▸ **What to work on**:
Transcribe all the entries word for word, but omit the images.

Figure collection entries
┌──

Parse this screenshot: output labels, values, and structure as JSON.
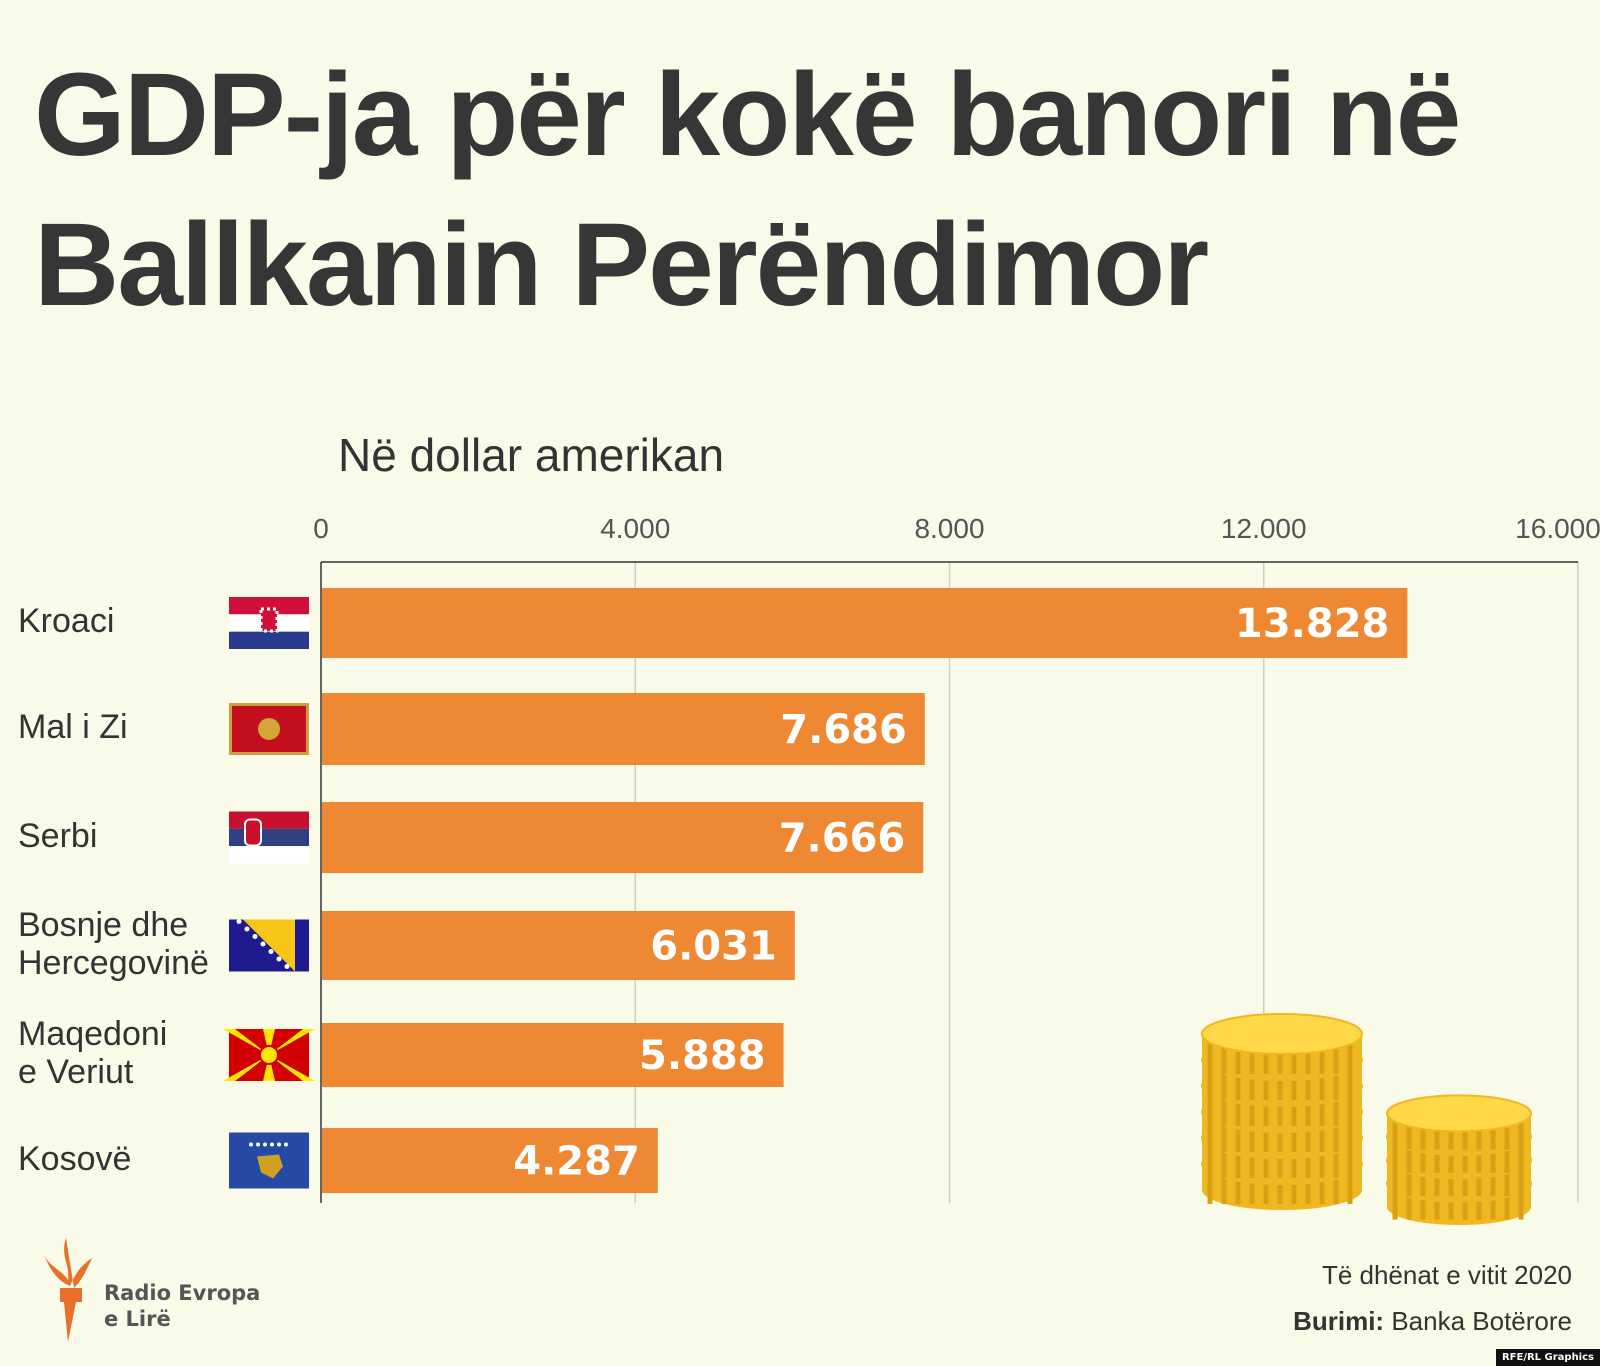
{
  "title_line1": "GDP-ja për kokë banori në",
  "title_line2": "Ballkanin Perëndimor",
  "chart_data": {
    "type": "bar",
    "orientation": "horizontal",
    "title": "GDP-ja për kokë banori në Ballkanin Perëndimor",
    "subtitle": "Në dollar amerikan",
    "categories": [
      "Kroaci",
      "Mal i Zi",
      "Serbi",
      "Bosnje dhe Hercegovinë",
      "Maqedoni e Veriut",
      "Kosovë"
    ],
    "values": [
      13828,
      7686,
      7666,
      6031,
      5888,
      4287
    ],
    "value_labels": [
      "13.828",
      "7.686",
      "7.666",
      "6.031",
      "5.888",
      "4.287"
    ],
    "xlim": [
      0,
      16000
    ],
    "xticks": [
      0,
      4000,
      8000,
      12000,
      16000
    ],
    "xtick_labels": [
      "0",
      "4.000",
      "8.000",
      "12.000",
      "16.000"
    ],
    "axis_position": "top",
    "grid": true,
    "bar_color": "#ee8833"
  },
  "flags": [
    "croatia-flag",
    "montenegro-flag",
    "serbia-flag",
    "bosnia-flag",
    "north-macedonia-flag",
    "kosovo-flag"
  ],
  "label_lines": [
    [
      "Kroaci"
    ],
    [
      "Mal i Zi"
    ],
    [
      "Serbi"
    ],
    [
      "Bosnje dhe",
      "Hercegovinë"
    ],
    [
      "Maqedoni",
      "e Veriut"
    ],
    [
      "Kosovë"
    ]
  ],
  "footer": {
    "data_year": "Të dhënat e vitit 2020",
    "source_label": "Burimi:",
    "source": "Banka Botërore",
    "logo_line1": "Radio Evropa",
    "logo_line2": "e Lirë",
    "credit": "RFE/RL Graphics"
  }
}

└──

▸ **Output of the exercise**:
Parse this screenshot: output labels, values, and structure as JSON.
{
  "title_line1": "GDP-ja për kokë banori në",
  "title_line2": "Ballkanin Perëndimor",
  "chart_data": {
    "type": "bar",
    "orientation": "horizontal",
    "title": "GDP-ja për kokë banori në Ballkanin Perëndimor",
    "subtitle": "Në dollar amerikan",
    "categories": [
      "Kroaci",
      "Mal i Zi",
      "Serbi",
      "Bosnje dhe Hercegovinë",
      "Maqedoni e Veriut",
      "Kosovë"
    ],
    "values": [
      13828,
      7686,
      7666,
      6031,
      5888,
      4287
    ],
    "value_labels": [
      "13.828",
      "7.686",
      "7.666",
      "6.031",
      "5.888",
      "4.287"
    ],
    "xlim": [
      0,
      16000
    ],
    "xticks": [
      0,
      4000,
      8000,
      12000,
      16000
    ],
    "xtick_labels": [
      "0",
      "4.000",
      "8.000",
      "12.000",
      "16.000"
    ],
    "axis_position": "top",
    "grid": true,
    "bar_color": "#ee8833"
  },
  "flags": [
    "croatia-flag",
    "montenegro-flag",
    "serbia-flag",
    "bosnia-flag",
    "north-macedonia-flag",
    "kosovo-flag"
  ],
  "label_lines": [
    [
      "Kroaci"
    ],
    [
      "Mal i Zi"
    ],
    [
      "Serbi"
    ],
    [
      "Bosnje dhe",
      "Hercegovinë"
    ],
    [
      "Maqedoni",
      "e Veriut"
    ],
    [
      "Kosovë"
    ]
  ],
  "footer": {
    "data_year": "Të dhënat e vitit 2020",
    "source_label": "Burimi:",
    "source": "Banka Botërore",
    "logo_line1": "Radio Evropa",
    "logo_line2": "e Lirë",
    "credit": "RFE/RL Graphics"
  }
}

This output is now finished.